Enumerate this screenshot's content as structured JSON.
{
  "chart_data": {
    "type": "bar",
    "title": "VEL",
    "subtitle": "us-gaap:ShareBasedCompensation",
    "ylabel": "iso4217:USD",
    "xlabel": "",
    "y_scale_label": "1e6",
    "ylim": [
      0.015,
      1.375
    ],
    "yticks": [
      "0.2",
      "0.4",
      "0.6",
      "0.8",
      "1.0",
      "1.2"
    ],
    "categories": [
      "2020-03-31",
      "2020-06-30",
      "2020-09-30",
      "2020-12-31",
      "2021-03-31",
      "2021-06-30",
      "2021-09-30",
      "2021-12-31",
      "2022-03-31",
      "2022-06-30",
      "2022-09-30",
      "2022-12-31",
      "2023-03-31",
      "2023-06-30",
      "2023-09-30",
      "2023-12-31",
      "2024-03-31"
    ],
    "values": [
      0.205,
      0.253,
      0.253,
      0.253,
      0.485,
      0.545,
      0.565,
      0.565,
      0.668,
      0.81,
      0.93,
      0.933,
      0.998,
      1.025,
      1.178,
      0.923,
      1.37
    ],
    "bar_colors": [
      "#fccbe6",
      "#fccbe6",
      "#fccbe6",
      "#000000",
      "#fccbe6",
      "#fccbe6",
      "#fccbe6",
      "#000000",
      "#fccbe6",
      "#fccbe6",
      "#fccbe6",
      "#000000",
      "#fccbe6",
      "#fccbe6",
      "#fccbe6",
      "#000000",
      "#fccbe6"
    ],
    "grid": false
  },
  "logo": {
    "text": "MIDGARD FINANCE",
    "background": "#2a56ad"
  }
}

━━━━━━━━━━━━━━━━━━━━

_DESCRIPTION OF THE TASK:_
Return all of the entries exactly as they were supplied.

_OUTPUT OF THE EXERCISE:_
Enumerate this screenshot's content as structured JSON.
{
  "chart_data": {
    "type": "bar",
    "title": "VEL",
    "subtitle": "us-gaap:ShareBasedCompensation",
    "ylabel": "iso4217:USD",
    "xlabel": "",
    "y_scale_label": "1e6",
    "ylim": [
      0.015,
      1.375
    ],
    "yticks": [
      "0.2",
      "0.4",
      "0.6",
      "0.8",
      "1.0",
      "1.2"
    ],
    "categories": [
      "2020-03-31",
      "2020-06-30",
      "2020-09-30",
      "2020-12-31",
      "2021-03-31",
      "2021-06-30",
      "2021-09-30",
      "2021-12-31",
      "2022-03-31",
      "2022-06-30",
      "2022-09-30",
      "2022-12-31",
      "2023-03-31",
      "2023-06-30",
      "2023-09-30",
      "2023-12-31",
      "2024-03-31"
    ],
    "values": [
      0.205,
      0.253,
      0.253,
      0.253,
      0.485,
      0.545,
      0.565,
      0.565,
      0.668,
      0.81,
      0.93,
      0.933,
      0.998,
      1.025,
      1.178,
      0.923,
      1.37
    ],
    "bar_colors": [
      "#fccbe6",
      "#fccbe6",
      "#fccbe6",
      "#000000",
      "#fccbe6",
      "#fccbe6",
      "#fccbe6",
      "#000000",
      "#fccbe6",
      "#fccbe6",
      "#fccbe6",
      "#000000",
      "#fccbe6",
      "#fccbe6",
      "#fccbe6",
      "#000000",
      "#fccbe6"
    ],
    "grid": false
  },
  "logo": {
    "text": "MIDGARD FINANCE",
    "background": "#2a56ad"
  }
}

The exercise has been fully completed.